• _GOAL_: Scan the entries for the string "this" and give the number of lines that have it, nothing further.

• _STORED ROWS_:
________________________

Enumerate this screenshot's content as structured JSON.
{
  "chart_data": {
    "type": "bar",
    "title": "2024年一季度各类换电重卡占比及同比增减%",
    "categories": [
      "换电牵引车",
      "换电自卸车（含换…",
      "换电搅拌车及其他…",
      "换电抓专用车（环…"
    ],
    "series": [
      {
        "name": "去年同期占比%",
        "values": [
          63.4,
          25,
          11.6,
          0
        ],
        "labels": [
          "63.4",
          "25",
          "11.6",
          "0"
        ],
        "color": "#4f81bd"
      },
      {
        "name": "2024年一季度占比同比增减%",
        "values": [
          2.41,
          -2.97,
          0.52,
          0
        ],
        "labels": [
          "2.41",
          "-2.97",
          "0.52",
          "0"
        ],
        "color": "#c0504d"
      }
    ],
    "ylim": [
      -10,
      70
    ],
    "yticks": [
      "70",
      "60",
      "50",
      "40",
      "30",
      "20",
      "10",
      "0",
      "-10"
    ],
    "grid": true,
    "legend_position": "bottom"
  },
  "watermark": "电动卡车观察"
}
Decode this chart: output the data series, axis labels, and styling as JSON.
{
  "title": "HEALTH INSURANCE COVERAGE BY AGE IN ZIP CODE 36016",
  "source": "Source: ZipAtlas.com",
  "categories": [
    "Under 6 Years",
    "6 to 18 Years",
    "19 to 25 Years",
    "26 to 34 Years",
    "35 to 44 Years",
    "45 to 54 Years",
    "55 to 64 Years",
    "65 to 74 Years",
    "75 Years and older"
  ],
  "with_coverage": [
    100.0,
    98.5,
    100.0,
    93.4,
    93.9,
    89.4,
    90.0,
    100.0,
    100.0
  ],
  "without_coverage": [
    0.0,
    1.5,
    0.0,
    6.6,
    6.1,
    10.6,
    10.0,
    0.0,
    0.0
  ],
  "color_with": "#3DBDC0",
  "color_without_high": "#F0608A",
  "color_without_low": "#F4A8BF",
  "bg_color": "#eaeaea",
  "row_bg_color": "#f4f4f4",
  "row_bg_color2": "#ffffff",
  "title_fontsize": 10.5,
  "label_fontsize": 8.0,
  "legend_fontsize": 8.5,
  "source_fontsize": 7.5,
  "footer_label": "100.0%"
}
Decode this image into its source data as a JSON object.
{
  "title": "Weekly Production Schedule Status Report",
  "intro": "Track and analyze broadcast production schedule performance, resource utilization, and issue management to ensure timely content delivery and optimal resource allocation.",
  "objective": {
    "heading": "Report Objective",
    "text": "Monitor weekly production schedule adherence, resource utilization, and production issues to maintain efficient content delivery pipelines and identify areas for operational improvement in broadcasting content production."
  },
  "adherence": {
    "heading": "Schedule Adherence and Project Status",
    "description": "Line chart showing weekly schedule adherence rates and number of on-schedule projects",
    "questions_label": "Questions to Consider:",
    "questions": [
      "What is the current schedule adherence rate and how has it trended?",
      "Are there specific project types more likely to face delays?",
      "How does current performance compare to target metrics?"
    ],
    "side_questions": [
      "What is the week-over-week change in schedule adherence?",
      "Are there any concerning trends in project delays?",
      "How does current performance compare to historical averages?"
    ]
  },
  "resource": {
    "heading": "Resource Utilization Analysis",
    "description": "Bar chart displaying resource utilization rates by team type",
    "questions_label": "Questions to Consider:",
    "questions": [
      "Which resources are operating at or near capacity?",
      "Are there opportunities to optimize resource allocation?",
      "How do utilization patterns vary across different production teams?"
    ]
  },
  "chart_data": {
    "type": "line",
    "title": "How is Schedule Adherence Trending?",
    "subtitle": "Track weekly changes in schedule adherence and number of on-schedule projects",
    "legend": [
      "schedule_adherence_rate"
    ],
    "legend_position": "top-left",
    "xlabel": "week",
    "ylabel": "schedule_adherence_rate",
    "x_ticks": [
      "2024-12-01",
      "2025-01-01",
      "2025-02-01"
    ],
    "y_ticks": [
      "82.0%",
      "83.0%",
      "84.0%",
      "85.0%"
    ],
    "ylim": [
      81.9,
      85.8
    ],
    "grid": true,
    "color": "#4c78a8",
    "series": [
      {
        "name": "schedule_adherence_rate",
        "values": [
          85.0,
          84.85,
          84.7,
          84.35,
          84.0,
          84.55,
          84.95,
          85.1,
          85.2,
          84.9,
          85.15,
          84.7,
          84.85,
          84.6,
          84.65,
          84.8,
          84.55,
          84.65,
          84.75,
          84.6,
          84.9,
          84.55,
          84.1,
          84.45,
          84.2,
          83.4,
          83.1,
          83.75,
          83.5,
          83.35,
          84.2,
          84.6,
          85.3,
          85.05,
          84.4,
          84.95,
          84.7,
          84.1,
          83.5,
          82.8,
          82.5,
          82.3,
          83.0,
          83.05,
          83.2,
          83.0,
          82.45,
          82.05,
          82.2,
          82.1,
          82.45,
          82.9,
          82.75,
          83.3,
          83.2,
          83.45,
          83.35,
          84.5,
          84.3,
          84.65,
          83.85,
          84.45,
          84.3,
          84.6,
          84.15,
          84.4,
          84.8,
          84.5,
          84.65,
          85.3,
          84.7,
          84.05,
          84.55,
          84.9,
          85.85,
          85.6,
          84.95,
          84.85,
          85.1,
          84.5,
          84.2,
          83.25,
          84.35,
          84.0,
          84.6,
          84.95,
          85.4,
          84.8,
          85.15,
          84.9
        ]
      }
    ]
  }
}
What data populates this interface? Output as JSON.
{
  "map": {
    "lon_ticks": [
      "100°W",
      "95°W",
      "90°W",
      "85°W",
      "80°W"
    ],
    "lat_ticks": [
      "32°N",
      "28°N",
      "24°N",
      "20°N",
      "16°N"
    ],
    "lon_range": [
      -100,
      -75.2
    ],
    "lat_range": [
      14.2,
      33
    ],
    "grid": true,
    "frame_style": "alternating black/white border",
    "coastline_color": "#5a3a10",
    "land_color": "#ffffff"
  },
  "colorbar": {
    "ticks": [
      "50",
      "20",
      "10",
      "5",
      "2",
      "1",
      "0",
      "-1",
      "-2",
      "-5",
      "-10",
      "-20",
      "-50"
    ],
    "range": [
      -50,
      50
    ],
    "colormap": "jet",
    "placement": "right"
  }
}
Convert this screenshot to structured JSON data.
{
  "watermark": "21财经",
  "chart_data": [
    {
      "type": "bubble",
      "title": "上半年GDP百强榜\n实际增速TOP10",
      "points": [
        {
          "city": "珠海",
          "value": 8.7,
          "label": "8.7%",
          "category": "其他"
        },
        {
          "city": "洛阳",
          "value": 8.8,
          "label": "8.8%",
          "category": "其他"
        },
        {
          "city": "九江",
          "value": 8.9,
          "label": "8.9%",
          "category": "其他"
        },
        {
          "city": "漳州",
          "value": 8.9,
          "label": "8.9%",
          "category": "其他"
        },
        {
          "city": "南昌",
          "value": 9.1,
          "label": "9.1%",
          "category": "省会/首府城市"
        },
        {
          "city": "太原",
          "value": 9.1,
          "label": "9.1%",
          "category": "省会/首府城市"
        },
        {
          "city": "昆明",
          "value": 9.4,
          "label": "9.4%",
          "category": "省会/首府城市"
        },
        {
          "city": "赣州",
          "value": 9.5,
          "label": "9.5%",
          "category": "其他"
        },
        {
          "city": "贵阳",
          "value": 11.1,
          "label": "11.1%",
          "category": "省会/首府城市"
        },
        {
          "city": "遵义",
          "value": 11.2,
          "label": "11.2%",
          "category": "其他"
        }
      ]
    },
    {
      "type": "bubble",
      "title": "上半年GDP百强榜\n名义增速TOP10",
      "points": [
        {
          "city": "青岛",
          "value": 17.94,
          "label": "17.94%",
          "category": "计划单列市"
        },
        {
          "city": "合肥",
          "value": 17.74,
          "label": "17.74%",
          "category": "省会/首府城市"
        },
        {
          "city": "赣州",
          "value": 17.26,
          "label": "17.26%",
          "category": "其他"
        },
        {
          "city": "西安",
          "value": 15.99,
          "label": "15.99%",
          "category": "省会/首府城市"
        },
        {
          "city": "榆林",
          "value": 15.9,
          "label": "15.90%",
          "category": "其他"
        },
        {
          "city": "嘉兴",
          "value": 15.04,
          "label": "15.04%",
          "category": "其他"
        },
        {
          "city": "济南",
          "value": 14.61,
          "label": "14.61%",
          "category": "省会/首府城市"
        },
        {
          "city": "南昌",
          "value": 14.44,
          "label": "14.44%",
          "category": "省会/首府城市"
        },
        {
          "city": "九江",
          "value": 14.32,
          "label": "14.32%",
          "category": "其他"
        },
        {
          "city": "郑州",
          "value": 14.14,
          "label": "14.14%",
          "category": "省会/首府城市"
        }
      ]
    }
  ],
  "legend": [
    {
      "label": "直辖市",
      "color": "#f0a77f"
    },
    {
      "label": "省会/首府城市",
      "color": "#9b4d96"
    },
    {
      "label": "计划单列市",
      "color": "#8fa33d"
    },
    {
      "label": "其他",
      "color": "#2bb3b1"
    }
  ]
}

________________________

• _RESPONSE_: 5